## Requirement
Only lines with the word "Cocos" are needed; collect each of them from the listing below.

## Material to process
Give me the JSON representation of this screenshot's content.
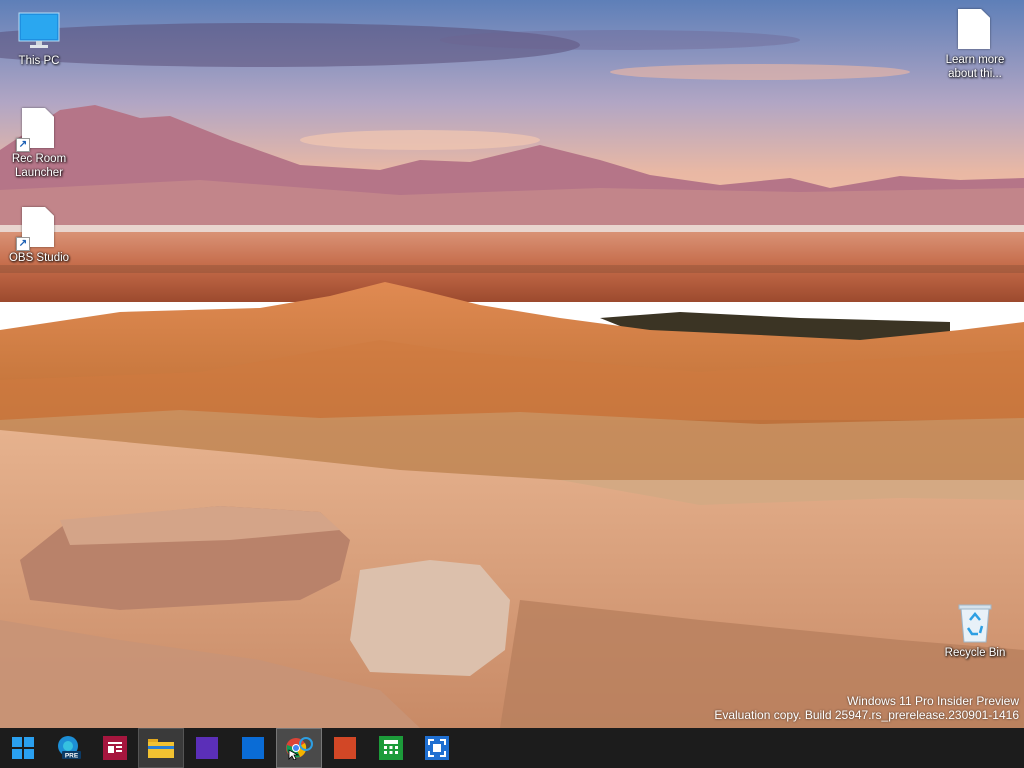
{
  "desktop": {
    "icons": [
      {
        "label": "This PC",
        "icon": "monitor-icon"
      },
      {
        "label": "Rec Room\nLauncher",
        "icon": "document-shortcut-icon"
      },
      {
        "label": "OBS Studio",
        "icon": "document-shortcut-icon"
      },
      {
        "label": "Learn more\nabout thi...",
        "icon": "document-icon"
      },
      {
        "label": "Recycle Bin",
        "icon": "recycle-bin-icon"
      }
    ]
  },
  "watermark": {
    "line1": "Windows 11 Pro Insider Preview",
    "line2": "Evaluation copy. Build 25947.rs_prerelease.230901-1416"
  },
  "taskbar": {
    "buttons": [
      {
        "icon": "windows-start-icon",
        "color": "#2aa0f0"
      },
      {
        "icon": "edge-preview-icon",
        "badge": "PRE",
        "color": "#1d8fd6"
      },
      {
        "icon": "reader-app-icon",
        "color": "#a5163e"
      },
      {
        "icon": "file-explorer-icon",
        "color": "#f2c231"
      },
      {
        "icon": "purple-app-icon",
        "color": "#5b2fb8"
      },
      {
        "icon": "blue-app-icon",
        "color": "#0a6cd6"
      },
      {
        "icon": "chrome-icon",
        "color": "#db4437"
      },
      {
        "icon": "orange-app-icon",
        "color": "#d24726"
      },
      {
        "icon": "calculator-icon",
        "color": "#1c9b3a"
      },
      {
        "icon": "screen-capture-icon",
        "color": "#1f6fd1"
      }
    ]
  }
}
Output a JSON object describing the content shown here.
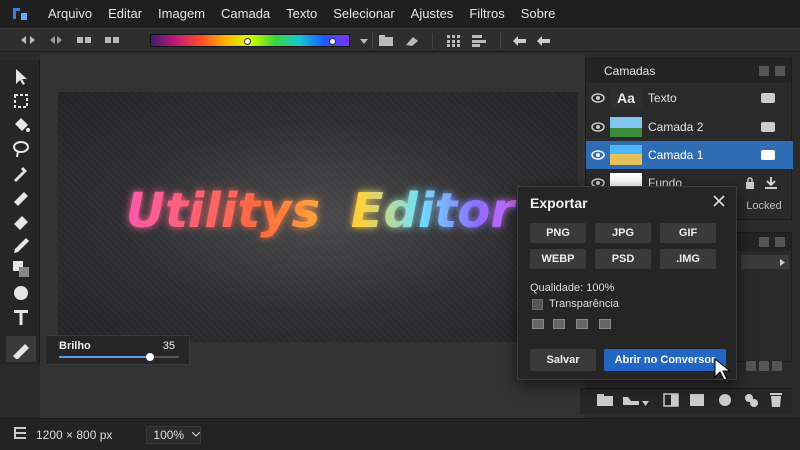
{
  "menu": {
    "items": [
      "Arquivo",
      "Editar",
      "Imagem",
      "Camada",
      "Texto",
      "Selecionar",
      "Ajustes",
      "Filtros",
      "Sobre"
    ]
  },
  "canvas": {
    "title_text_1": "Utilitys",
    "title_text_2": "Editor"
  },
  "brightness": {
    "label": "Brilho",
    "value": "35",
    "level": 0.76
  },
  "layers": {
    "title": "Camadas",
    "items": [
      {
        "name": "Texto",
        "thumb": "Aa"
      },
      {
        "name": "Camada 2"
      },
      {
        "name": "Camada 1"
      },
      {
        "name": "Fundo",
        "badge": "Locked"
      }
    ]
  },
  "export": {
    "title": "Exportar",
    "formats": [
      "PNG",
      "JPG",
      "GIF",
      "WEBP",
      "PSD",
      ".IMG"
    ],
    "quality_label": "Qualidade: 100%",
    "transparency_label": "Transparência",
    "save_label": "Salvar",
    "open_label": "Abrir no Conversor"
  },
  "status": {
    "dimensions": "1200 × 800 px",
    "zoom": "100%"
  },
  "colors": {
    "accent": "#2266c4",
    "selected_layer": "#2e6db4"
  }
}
...
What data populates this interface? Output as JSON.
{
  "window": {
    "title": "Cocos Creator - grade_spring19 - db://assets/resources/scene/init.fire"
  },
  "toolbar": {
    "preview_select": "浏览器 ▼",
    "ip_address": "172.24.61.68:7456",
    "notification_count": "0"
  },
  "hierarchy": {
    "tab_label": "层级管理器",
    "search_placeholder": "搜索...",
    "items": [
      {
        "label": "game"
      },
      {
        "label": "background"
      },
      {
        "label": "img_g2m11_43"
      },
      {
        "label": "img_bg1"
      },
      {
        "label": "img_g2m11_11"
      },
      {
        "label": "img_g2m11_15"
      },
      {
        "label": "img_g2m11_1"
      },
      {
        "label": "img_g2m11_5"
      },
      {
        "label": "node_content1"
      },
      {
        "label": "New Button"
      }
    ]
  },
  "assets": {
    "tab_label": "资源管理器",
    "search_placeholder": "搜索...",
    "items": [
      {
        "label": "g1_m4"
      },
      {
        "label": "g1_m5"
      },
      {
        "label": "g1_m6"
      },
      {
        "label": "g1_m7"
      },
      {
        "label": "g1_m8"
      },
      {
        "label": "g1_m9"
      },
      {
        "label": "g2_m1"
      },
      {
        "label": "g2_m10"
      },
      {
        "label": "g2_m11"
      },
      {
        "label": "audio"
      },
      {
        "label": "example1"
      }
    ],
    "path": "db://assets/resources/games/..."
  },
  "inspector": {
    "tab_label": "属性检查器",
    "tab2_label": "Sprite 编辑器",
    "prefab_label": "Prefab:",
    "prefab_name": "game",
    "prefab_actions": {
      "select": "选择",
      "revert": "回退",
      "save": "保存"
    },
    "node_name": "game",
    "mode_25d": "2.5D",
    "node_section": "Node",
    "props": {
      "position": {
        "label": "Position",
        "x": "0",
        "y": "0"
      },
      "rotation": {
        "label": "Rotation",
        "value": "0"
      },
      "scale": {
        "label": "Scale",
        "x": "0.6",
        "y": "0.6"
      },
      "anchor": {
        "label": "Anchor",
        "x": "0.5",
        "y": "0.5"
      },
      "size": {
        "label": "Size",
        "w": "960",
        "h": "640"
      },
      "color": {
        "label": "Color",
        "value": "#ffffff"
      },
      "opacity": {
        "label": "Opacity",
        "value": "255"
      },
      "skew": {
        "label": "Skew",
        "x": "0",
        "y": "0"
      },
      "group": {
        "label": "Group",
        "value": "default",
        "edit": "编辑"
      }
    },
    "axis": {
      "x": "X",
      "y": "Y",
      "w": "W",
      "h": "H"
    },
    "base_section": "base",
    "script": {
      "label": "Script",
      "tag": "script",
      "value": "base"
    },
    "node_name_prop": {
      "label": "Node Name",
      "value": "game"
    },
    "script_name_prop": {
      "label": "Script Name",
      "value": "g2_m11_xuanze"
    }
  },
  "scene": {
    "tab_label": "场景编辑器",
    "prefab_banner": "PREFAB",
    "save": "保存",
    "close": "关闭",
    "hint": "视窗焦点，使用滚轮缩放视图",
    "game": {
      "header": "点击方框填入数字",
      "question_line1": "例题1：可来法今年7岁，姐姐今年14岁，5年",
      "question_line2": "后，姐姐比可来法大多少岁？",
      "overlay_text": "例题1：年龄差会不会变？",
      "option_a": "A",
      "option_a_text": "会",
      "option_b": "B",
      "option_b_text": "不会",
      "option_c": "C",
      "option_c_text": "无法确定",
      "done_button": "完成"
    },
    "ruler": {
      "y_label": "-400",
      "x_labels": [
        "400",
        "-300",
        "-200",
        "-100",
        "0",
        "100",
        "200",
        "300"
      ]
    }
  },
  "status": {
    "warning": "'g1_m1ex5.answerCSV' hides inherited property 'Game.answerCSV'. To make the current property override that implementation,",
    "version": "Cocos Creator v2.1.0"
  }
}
* * *
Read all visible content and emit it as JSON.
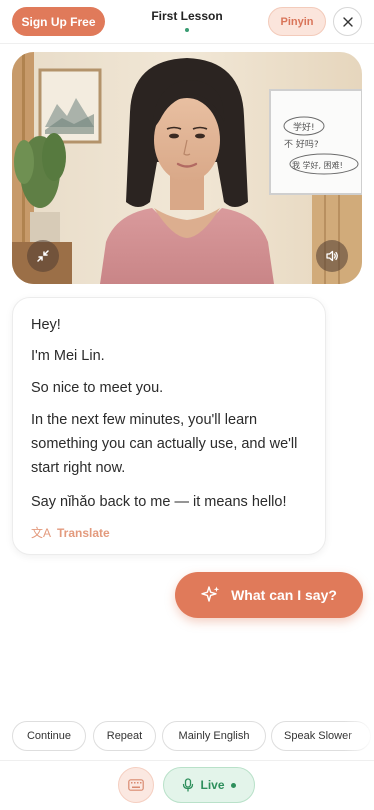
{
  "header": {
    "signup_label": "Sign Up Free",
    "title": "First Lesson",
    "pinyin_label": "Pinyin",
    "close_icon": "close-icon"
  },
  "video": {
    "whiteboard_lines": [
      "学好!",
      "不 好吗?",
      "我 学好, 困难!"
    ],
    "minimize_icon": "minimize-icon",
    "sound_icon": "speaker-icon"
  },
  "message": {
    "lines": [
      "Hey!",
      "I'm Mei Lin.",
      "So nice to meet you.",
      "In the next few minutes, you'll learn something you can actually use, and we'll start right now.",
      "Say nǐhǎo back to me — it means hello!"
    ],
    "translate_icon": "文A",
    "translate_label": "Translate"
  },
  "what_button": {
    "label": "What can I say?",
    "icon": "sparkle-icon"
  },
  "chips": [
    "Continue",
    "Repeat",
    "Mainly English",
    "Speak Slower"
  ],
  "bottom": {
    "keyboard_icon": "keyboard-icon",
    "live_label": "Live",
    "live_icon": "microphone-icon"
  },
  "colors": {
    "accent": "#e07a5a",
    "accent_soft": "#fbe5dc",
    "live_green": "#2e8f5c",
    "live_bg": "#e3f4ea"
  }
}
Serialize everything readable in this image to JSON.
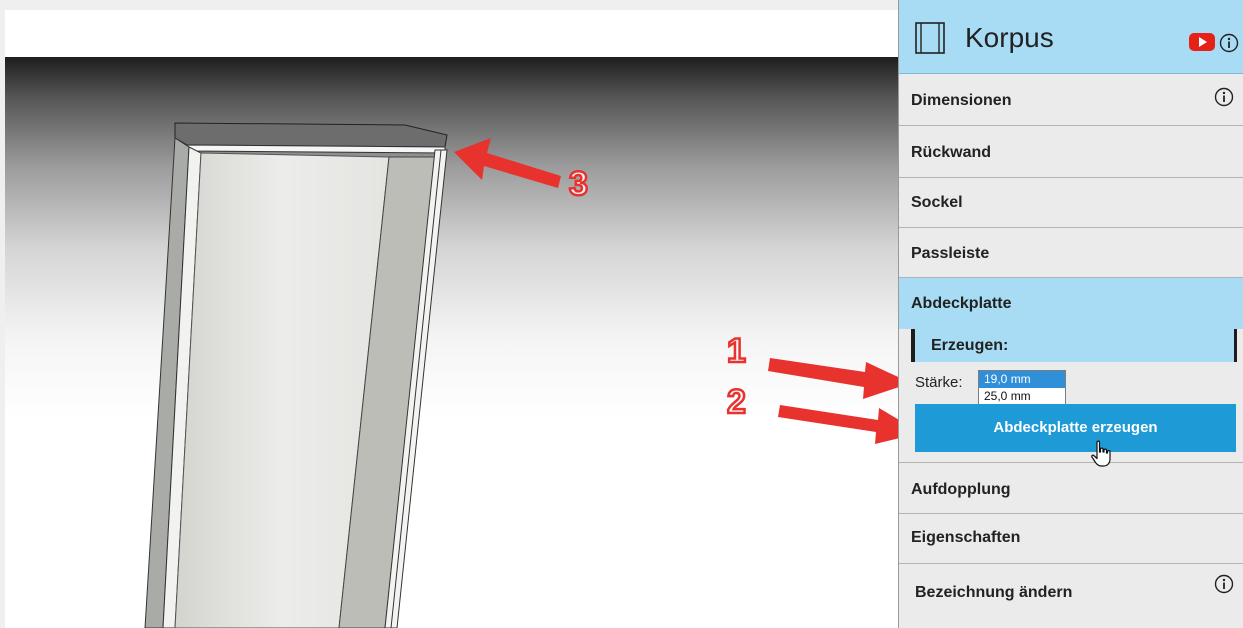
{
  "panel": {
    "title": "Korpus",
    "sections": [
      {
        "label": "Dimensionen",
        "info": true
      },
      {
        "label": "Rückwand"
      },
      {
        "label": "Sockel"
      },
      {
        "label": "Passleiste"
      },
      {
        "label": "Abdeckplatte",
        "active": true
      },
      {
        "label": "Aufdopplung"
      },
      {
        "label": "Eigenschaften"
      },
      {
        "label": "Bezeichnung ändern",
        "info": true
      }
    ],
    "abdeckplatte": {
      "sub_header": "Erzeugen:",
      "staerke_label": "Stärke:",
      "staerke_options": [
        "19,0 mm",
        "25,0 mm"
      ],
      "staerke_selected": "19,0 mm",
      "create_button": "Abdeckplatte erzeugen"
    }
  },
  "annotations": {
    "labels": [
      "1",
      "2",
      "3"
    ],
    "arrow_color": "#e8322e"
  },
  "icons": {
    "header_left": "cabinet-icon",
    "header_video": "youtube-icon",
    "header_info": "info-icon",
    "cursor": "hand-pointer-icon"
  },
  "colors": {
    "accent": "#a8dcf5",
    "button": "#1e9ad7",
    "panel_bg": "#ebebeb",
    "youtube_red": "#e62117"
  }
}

## Task output
    "title": "Cocos Creator - grade_spring19 - db://assets/resources/scene/init.fire"
    "version": "Cocos Creator v2.1.0"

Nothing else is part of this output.